(PROBLEMAS A RESOLVER)
- A) Transcreva o trecho do texto sobre a renovação, começando em "No que tange" e seguindo até "interrogação eterna .".
- B) Retome o texto sobre a renovação e dê continuidade a ele a partir do ponto em que termina.

(FONTE)
# # #

Se parece
haver um compromisso inadiável da vida consigo mesma , é a renovação .
É
impressionante como tudo obedece a uma Lei inexorável de se renovar , de ser
outro, um movimento incessante de mudança que causa profunda admiração aos
olhos de ver .
No que tange
ao reino natural , a força mesma da natureza numa dinâmica invisível e precisa
, faz com que a cada tempo , a cada estação , quando um ciclo se completa ,
haja um desencadear extraordinário de renovação que começa pela expansão ou
pelo recolhimento e um laboratório se abre trazendo combinatórias vivas,
reproduzindo a vida sobre novos prismas.
Dependendo
de onde seja , do terreno geográfico , um show começa e novos seres nascem com
cores exuberantes , enquanto outros morrem, como se o princípio da vida fosse
também seu próprio fim , uma petição de mistério que nos ofusca à compreensão ,
mas deixando seu fascínio exposto como uma interrogação eterna .

# # #

(REGISTROS BRUTOS)

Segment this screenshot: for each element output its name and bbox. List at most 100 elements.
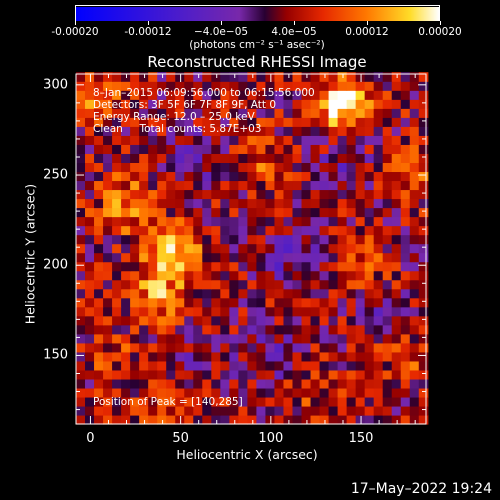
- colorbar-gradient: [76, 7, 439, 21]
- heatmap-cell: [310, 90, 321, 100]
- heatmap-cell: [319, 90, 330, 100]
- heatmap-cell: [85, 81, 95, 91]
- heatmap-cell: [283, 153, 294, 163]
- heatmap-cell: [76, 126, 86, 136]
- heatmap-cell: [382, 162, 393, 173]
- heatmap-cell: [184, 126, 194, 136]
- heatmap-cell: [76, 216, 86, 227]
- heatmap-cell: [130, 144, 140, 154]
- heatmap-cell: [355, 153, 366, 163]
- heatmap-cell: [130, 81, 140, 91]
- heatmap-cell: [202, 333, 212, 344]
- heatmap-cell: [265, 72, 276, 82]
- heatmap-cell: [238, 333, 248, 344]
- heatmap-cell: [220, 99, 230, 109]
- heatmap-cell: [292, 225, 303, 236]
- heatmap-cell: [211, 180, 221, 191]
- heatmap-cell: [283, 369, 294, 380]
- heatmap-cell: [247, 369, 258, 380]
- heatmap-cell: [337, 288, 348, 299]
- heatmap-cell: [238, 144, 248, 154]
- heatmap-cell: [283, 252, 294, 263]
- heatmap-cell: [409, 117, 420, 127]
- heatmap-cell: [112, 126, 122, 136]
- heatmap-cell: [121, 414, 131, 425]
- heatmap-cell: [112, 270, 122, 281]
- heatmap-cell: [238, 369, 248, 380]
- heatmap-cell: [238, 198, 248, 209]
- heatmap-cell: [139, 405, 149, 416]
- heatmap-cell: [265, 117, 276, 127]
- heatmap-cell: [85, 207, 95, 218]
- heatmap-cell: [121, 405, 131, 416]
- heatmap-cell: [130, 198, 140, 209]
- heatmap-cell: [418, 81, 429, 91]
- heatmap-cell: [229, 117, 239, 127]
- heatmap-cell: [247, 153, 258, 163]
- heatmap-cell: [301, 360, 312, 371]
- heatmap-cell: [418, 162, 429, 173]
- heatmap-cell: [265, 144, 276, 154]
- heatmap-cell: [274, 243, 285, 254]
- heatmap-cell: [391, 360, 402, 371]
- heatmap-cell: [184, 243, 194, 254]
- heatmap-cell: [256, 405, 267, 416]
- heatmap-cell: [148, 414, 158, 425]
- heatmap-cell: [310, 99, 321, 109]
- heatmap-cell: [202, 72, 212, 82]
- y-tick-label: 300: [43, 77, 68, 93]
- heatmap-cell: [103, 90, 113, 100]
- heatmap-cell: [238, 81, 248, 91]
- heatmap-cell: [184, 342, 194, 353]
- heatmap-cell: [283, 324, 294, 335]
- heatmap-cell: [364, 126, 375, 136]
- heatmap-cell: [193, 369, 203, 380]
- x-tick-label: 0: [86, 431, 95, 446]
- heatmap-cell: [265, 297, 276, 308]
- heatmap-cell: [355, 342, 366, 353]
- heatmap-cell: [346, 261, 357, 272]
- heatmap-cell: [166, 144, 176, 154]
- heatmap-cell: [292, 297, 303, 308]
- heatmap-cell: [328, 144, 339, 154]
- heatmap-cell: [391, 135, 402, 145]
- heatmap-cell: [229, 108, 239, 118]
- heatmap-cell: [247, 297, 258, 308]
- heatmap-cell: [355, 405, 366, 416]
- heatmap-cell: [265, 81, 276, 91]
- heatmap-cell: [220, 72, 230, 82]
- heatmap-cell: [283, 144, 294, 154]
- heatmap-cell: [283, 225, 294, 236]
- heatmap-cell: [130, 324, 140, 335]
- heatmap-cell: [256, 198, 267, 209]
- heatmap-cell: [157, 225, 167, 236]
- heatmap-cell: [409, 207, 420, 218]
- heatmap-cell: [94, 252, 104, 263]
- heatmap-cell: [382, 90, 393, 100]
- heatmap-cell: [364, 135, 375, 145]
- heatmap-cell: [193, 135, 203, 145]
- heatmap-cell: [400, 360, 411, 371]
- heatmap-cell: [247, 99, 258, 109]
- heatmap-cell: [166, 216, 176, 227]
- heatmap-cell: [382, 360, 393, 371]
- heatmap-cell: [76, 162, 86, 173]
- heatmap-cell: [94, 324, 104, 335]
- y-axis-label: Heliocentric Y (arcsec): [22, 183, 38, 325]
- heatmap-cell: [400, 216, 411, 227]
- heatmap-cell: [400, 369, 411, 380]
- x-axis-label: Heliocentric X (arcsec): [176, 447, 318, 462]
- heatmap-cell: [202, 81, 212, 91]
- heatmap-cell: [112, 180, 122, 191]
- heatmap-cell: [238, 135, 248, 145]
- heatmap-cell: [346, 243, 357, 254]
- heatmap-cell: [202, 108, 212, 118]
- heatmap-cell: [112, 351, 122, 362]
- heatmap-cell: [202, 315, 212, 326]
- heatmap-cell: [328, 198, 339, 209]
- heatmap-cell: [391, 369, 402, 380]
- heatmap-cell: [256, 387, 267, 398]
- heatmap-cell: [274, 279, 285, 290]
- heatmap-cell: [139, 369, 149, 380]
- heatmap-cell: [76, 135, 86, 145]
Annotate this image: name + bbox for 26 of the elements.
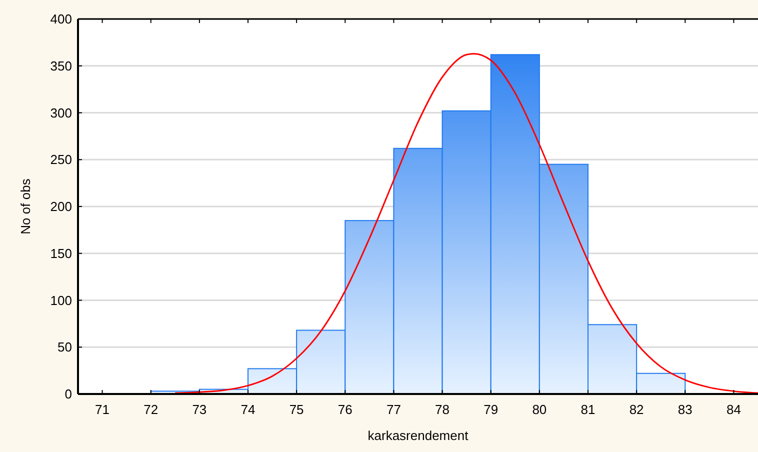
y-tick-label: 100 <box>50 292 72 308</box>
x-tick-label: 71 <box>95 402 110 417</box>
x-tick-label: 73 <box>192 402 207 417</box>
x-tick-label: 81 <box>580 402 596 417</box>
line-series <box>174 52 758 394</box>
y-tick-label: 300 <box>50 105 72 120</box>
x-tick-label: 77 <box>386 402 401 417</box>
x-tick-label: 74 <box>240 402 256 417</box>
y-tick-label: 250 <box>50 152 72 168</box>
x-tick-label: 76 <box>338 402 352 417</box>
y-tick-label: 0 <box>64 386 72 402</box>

# # #

(RESULTADOS POR TAREFA)
- A)
No que tange
ao reino natural , a força mesma da natureza numa dinâmica invisível e precisa
, faz com que a cada tempo , a cada estação , quando um ciclo se completa ,
haja um desencadear extraordinário de renovação que começa pela expansão ou
pelo recolhimento e um laboratório se abre trazendo combinatórias vivas,
reproduzindo a vida sobre novos prismas.
Dependendo
de onde seja , do terreno geográfico , um show começa e novos seres nascem com
cores exuberantes , enquanto outros morrem, como se o princípio da vida fosse
também seu próprio fim , uma petição de mistério que nos ofusca à compreensão ,
mas deixando seu fascínio exposto como uma interrogação eterna .

- B)
Observar um
pássaro na muda onde a plumagem inicial se esvai , fazendo surgir um ogro
depenado e feio , para depois devolvê-la ainda mais bela e com cores incríveis,
é um espetáculo privilegiado e comovente , como se o preço do viver e mudar
mostrasse seu domínio em todos escaninhos da vida .
Esta petição
misteriosa que já foi cultuada com grande reverência e que hoje é mais referida
como objeto de estudo das ciências , nos seres conscientes em escala mais
complexa , parece se revestir de feições enigmáticas e seu reconhecimento depende do modo como
conceitualmente é identificada.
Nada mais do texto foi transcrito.